The exercise: Go through the material below and report how many lines contain "Signals". Give only the number.

#### Information supplied ####

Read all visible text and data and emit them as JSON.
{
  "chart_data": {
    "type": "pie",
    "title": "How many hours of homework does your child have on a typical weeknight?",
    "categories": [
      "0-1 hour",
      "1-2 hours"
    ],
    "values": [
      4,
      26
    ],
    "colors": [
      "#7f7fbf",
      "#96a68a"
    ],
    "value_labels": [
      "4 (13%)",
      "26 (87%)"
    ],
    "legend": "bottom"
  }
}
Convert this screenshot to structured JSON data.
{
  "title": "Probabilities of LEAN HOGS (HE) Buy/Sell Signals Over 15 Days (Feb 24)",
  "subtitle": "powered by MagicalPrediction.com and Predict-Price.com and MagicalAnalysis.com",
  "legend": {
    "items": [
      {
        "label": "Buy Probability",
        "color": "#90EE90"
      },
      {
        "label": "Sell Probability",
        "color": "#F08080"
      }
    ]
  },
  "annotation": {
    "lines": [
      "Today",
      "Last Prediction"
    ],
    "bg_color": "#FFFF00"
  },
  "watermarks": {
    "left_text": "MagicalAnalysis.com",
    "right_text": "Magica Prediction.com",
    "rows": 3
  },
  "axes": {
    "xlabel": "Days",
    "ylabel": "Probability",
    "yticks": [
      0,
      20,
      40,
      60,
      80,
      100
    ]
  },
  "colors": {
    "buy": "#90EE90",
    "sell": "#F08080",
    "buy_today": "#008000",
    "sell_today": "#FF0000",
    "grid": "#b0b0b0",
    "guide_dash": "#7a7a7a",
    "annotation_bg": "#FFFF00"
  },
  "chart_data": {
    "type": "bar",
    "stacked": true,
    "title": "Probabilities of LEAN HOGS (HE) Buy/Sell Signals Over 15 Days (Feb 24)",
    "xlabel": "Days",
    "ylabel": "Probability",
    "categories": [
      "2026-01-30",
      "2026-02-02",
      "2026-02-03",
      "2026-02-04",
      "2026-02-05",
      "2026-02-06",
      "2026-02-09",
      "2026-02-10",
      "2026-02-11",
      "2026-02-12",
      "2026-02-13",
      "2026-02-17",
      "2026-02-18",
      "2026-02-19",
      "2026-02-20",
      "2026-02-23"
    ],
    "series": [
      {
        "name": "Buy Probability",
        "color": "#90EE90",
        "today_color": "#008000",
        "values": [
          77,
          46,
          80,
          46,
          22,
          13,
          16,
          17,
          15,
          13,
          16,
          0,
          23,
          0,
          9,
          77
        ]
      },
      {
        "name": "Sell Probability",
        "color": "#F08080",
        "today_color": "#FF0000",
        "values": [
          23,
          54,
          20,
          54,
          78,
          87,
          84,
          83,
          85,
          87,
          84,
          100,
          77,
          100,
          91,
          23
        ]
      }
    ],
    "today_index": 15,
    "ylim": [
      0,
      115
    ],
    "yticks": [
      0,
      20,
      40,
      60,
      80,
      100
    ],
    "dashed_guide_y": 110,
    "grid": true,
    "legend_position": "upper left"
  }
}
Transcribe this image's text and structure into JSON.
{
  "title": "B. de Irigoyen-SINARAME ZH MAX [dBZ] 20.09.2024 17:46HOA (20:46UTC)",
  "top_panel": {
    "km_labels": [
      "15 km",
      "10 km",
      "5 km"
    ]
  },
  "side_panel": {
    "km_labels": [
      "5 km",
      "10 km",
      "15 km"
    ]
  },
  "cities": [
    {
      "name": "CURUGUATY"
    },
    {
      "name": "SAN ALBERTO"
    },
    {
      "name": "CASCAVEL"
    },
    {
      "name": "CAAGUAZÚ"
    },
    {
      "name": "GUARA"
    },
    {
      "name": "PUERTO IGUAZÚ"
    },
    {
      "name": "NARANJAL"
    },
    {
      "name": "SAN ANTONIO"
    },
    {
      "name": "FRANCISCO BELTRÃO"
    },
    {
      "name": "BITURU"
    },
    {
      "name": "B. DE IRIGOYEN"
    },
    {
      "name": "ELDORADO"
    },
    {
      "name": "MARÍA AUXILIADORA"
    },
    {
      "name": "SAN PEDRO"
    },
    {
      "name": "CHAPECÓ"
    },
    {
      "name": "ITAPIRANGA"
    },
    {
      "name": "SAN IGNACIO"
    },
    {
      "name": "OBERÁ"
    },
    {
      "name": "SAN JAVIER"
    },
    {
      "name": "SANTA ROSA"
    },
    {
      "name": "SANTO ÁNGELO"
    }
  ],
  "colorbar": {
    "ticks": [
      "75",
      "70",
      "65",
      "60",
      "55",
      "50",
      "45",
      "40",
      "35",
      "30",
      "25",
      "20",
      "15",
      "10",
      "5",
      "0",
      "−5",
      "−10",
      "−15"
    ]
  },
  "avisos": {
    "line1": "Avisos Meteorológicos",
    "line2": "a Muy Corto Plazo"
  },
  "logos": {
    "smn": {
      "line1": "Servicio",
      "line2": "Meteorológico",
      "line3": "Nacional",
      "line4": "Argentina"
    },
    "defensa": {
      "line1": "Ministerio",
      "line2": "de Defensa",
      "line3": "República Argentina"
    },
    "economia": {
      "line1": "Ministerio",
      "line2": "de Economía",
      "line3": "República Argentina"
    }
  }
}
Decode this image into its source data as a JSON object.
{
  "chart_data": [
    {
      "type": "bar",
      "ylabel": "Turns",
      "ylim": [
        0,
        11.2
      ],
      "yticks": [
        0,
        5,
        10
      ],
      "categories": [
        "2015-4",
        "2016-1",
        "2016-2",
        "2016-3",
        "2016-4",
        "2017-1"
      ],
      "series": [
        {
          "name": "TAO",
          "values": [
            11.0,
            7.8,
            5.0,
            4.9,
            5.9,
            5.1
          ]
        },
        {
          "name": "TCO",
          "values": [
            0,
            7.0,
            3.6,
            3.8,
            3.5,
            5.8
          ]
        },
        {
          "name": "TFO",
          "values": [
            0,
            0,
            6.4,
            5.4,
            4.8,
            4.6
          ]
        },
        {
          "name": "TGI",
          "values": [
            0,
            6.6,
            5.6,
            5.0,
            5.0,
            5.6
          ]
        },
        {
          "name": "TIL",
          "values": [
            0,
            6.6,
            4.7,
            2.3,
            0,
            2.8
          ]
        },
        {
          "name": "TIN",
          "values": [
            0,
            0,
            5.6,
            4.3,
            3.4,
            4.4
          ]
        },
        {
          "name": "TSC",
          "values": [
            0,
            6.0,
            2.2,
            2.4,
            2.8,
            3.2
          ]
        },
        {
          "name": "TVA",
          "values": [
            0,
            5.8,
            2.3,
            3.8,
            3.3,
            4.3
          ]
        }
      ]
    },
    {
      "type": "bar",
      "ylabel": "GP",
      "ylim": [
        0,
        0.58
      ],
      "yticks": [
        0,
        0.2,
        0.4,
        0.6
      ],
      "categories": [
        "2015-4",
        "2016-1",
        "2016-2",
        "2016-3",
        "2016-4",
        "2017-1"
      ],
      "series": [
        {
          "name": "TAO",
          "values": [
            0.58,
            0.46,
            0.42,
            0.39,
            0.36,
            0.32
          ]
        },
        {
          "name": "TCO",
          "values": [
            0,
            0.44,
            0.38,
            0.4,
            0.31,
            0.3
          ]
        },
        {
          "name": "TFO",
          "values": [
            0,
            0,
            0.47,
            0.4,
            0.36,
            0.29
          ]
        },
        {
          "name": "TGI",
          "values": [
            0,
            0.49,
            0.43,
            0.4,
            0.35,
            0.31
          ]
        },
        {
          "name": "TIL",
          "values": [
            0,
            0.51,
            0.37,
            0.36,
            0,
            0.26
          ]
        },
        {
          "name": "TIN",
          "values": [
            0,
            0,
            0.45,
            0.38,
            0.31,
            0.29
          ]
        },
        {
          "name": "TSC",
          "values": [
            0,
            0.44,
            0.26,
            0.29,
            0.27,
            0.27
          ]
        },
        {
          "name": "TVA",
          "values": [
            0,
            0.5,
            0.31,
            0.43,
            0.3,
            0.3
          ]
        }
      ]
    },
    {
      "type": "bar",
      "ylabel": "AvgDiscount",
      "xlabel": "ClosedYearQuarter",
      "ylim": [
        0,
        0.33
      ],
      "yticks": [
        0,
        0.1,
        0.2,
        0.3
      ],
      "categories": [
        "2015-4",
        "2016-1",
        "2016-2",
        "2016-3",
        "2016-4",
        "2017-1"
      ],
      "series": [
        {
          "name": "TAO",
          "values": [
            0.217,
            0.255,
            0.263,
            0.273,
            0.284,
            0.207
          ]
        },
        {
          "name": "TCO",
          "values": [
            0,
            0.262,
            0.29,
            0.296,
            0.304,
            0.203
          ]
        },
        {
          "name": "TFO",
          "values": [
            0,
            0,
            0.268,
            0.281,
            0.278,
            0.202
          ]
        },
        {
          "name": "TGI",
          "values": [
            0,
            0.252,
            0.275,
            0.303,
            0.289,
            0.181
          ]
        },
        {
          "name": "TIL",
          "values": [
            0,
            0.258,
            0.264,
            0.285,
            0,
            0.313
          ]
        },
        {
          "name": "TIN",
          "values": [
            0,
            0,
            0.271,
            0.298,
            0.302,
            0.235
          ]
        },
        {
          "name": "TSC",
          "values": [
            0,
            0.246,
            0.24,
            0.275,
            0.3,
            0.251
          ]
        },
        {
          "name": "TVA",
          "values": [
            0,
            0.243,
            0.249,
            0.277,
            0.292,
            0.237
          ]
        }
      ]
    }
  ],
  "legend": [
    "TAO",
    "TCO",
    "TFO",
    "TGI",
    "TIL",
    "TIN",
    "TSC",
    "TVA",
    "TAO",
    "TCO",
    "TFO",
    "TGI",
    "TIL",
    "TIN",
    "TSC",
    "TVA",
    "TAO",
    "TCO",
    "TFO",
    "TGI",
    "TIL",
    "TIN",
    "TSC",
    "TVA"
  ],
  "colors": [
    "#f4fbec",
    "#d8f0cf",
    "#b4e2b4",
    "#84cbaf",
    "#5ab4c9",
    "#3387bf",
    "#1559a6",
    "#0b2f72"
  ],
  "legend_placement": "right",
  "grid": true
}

####

Final result: 2